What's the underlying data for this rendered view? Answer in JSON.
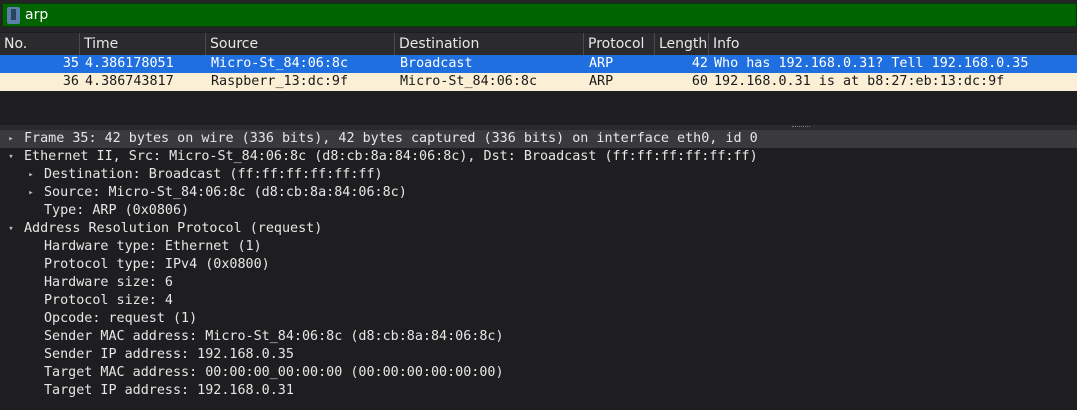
{
  "filter": {
    "value": "arp",
    "icon": "bookmark-icon"
  },
  "packet_list": {
    "columns": [
      "No.",
      "Time",
      "Source",
      "Destination",
      "Protocol",
      "Length",
      "Info"
    ],
    "rows": [
      {
        "no": "35",
        "time": "4.386178051",
        "source": "Micro-St_84:06:8c",
        "destination": "Broadcast",
        "protocol": "ARP",
        "length": "42",
        "info": "Who has 192.168.0.31? Tell 192.168.0.35"
      },
      {
        "no": "36",
        "time": "4.386743817",
        "source": "Raspberr_13:dc:9f",
        "destination": "Micro-St_84:06:8c",
        "protocol": "ARP",
        "length": "60",
        "info": "192.168.0.31 is at b8:27:eb:13:dc:9f"
      }
    ]
  },
  "details": {
    "frame": "Frame 35: 42 bytes on wire (336 bits), 42 bytes captured (336 bits) on interface eth0, id 0",
    "ethernet": "Ethernet II, Src: Micro-St_84:06:8c (d8:cb:8a:84:06:8c), Dst: Broadcast (ff:ff:ff:ff:ff:ff)",
    "eth_dst": "Destination: Broadcast (ff:ff:ff:ff:ff:ff)",
    "eth_src": "Source: Micro-St_84:06:8c (d8:cb:8a:84:06:8c)",
    "eth_type": "Type: ARP (0x0806)",
    "arp": "Address Resolution Protocol (request)",
    "arp_hw_type": "Hardware type: Ethernet (1)",
    "arp_proto_type": "Protocol type: IPv4 (0x0800)",
    "arp_hw_size": "Hardware size: 6",
    "arp_proto_size": "Protocol size: 4",
    "arp_opcode": "Opcode: request (1)",
    "arp_sender_mac": "Sender MAC address: Micro-St_84:06:8c (d8:cb:8a:84:06:8c)",
    "arp_sender_ip": "Sender IP address: 192.168.0.35",
    "arp_target_mac": "Target MAC address: 00:00:00_00:00:00 (00:00:00:00:00:00)",
    "arp_target_ip": "Target IP address: 192.168.0.31"
  },
  "colors": {
    "filter_valid": "#006400",
    "selected_row": "#1f6fe0",
    "arp_row": "#fbf0d6"
  }
}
== == ==
> **Task brief**: Print every entry above again without changing a word, and omit the pictures.

> **Output for this exercise**:
What's the underlying data for this rendered view? Answer in JSON.
{
  "filter": {
    "value": "arp",
    "icon": "bookmark-icon"
  },
  "packet_list": {
    "columns": [
      "No.",
      "Time",
      "Source",
      "Destination",
      "Protocol",
      "Length",
      "Info"
    ],
    "rows": [
      {
        "no": "35",
        "time": "4.386178051",
        "source": "Micro-St_84:06:8c",
        "destination": "Broadcast",
        "protocol": "ARP",
        "length": "42",
        "info": "Who has 192.168.0.31? Tell 192.168.0.35"
      },
      {
        "no": "36",
        "time": "4.386743817",
        "source": "Raspberr_13:dc:9f",
        "destination": "Micro-St_84:06:8c",
        "protocol": "ARP",
        "length": "60",
        "info": "192.168.0.31 is at b8:27:eb:13:dc:9f"
      }
    ]
  },
  "details": {
    "frame": "Frame 35: 42 bytes on wire (336 bits), 42 bytes captured (336 bits) on interface eth0, id 0",
    "ethernet": "Ethernet II, Src: Micro-St_84:06:8c (d8:cb:8a:84:06:8c), Dst: Broadcast (ff:ff:ff:ff:ff:ff)",
    "eth_dst": "Destination: Broadcast (ff:ff:ff:ff:ff:ff)",
    "eth_src": "Source: Micro-St_84:06:8c (d8:cb:8a:84:06:8c)",
    "eth_type": "Type: ARP (0x0806)",
    "arp": "Address Resolution Protocol (request)",
    "arp_hw_type": "Hardware type: Ethernet (1)",
    "arp_proto_type": "Protocol type: IPv4 (0x0800)",
    "arp_hw_size": "Hardware size: 6",
    "arp_proto_size": "Protocol size: 4",
    "arp_opcode": "Opcode: request (1)",
    "arp_sender_mac": "Sender MAC address: Micro-St_84:06:8c (d8:cb:8a:84:06:8c)",
    "arp_sender_ip": "Sender IP address: 192.168.0.35",
    "arp_target_mac": "Target MAC address: 00:00:00_00:00:00 (00:00:00:00:00:00)",
    "arp_target_ip": "Target IP address: 192.168.0.31"
  },
  "colors": {
    "filter_valid": "#006400",
    "selected_row": "#1f6fe0",
    "arp_row": "#fbf0d6"
  }
}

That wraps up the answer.